* BEGIN Dataset rows *
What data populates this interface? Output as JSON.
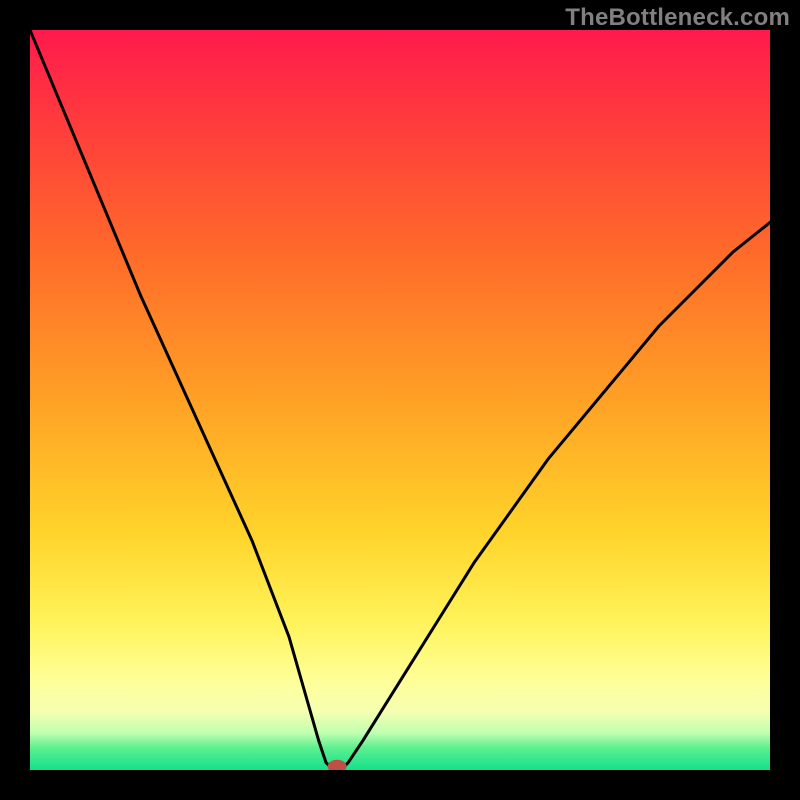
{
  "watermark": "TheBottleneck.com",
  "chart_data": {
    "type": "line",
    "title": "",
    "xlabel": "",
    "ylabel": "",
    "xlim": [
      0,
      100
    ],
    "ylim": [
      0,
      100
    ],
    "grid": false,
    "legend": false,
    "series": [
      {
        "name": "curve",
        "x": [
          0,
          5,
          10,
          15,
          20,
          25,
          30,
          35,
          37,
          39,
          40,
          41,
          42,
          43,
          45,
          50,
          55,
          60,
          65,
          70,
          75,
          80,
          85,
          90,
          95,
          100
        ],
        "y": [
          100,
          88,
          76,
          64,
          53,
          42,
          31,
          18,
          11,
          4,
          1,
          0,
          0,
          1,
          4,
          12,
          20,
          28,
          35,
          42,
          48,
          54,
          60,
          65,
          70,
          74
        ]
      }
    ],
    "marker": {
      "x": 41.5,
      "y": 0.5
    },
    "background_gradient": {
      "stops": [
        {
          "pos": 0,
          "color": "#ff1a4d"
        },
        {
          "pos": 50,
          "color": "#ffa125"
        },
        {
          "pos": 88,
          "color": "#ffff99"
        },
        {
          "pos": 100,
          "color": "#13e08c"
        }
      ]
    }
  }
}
* END Dataset rows *
* BEGIN Dataset rows *
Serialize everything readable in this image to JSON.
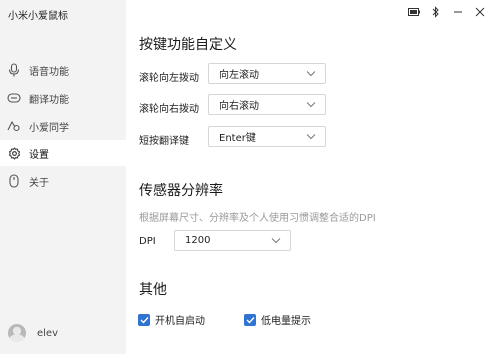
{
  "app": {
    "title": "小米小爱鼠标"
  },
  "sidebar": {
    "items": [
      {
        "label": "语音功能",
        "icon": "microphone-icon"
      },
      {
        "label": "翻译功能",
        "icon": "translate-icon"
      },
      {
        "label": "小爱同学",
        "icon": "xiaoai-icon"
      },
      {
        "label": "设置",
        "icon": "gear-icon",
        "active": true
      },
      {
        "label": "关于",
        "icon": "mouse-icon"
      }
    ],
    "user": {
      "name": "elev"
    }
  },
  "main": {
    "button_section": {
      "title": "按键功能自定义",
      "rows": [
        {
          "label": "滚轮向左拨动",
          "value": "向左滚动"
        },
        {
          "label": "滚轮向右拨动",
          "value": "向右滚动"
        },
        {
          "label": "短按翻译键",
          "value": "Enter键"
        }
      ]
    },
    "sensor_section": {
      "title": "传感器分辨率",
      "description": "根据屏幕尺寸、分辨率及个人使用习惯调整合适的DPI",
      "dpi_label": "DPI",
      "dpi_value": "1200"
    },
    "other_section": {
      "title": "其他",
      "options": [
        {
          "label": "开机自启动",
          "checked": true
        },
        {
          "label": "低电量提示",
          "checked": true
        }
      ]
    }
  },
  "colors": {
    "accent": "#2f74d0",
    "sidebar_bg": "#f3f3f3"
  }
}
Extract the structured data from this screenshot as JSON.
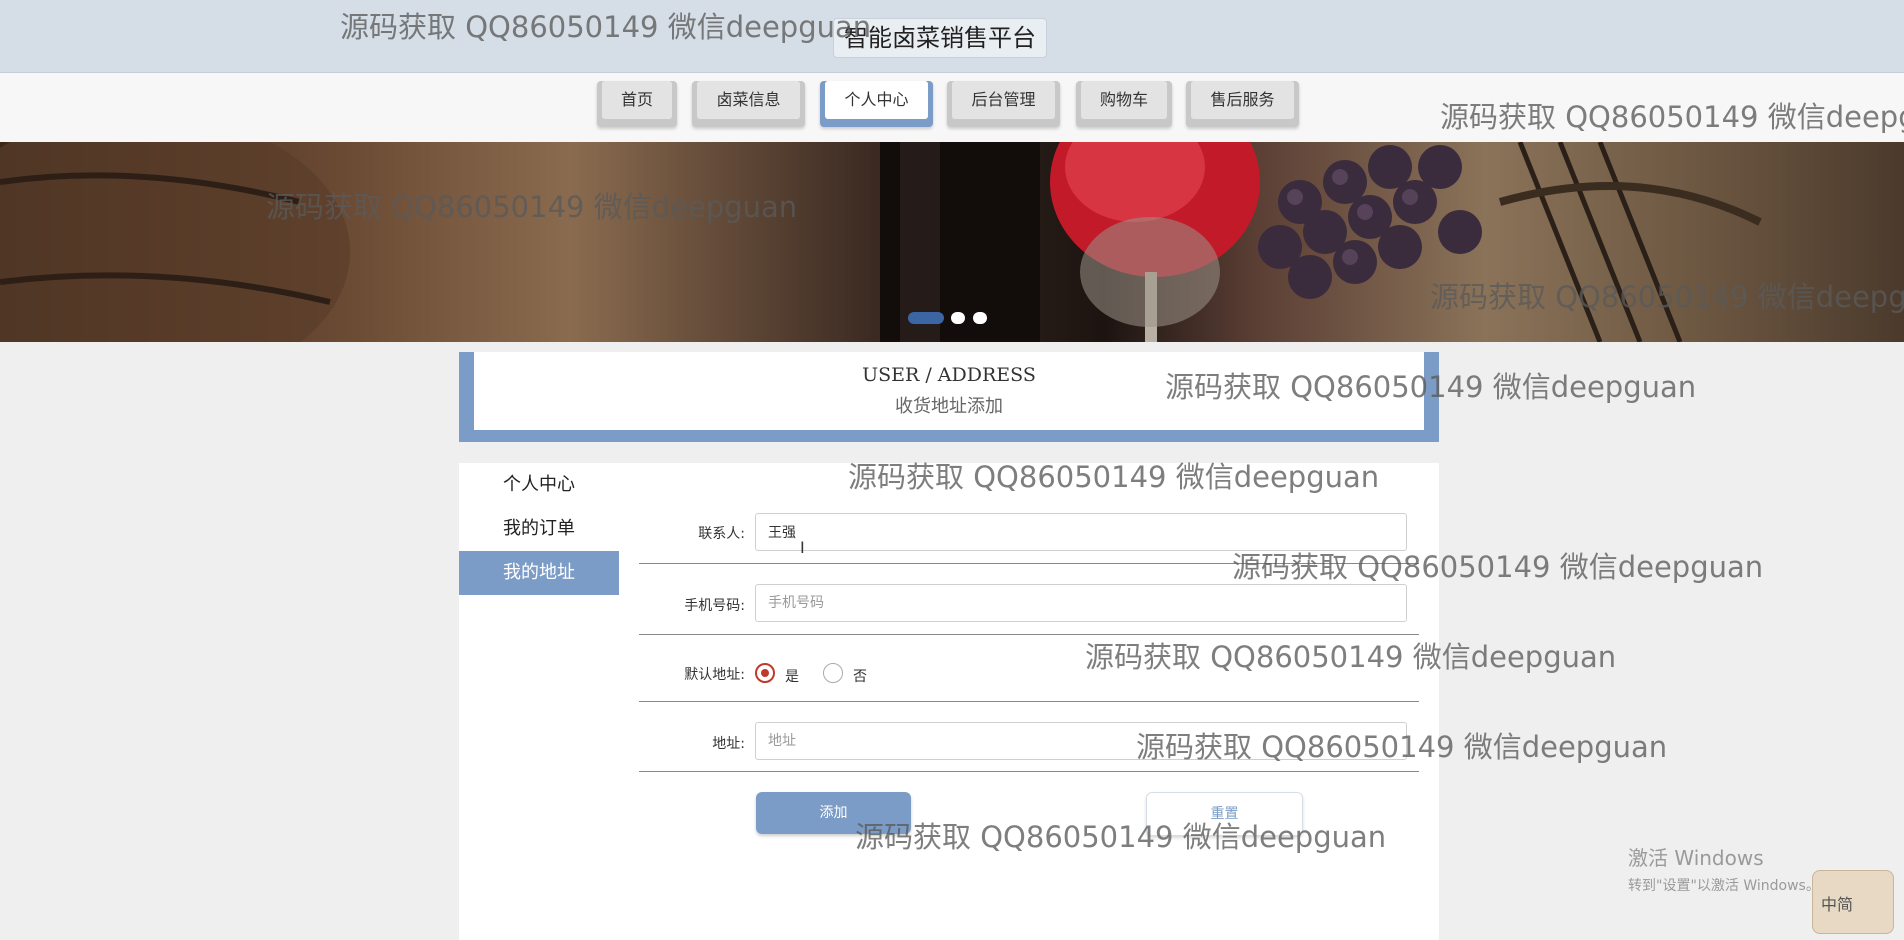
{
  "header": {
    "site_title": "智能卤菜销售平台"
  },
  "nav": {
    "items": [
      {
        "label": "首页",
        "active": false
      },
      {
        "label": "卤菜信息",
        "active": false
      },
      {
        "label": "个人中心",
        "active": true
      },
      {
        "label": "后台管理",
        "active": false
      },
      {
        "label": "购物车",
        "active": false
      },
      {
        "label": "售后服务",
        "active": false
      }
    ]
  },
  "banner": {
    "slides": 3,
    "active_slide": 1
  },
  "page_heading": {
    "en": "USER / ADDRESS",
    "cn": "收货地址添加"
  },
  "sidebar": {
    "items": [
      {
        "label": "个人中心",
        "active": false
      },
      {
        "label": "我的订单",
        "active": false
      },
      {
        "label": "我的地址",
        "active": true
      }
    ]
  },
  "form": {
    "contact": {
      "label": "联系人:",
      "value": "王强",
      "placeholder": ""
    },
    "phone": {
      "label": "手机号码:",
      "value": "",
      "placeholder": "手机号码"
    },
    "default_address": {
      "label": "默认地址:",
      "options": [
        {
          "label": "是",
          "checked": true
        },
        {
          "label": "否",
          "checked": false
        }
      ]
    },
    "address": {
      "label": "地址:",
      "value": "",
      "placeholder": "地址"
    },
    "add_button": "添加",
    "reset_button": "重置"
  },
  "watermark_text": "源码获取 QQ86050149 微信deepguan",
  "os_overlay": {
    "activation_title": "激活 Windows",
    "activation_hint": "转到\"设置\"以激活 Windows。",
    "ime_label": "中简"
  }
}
* END Dataset rows *
* BEGIN Dataset rows *
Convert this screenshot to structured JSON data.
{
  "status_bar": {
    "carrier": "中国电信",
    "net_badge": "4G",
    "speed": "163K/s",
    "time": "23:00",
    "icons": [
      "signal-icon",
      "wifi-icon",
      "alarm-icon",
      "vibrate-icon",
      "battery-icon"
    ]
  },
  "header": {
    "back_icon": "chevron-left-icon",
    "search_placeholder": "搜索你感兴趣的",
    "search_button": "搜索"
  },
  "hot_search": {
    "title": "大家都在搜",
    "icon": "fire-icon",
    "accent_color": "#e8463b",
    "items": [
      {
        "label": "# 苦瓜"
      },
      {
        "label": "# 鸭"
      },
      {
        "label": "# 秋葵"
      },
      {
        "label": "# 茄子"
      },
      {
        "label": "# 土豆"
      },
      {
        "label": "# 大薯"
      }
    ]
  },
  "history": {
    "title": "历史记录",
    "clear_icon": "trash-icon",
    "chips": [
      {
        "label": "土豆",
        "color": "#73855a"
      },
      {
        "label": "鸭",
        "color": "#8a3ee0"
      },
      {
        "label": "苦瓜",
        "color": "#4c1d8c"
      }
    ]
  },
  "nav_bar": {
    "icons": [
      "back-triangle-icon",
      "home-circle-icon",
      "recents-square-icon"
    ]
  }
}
* END Dataset rows *
What to do: Reply with one number: the count of lines in the entries that include the word "JSON".

Expected output: 4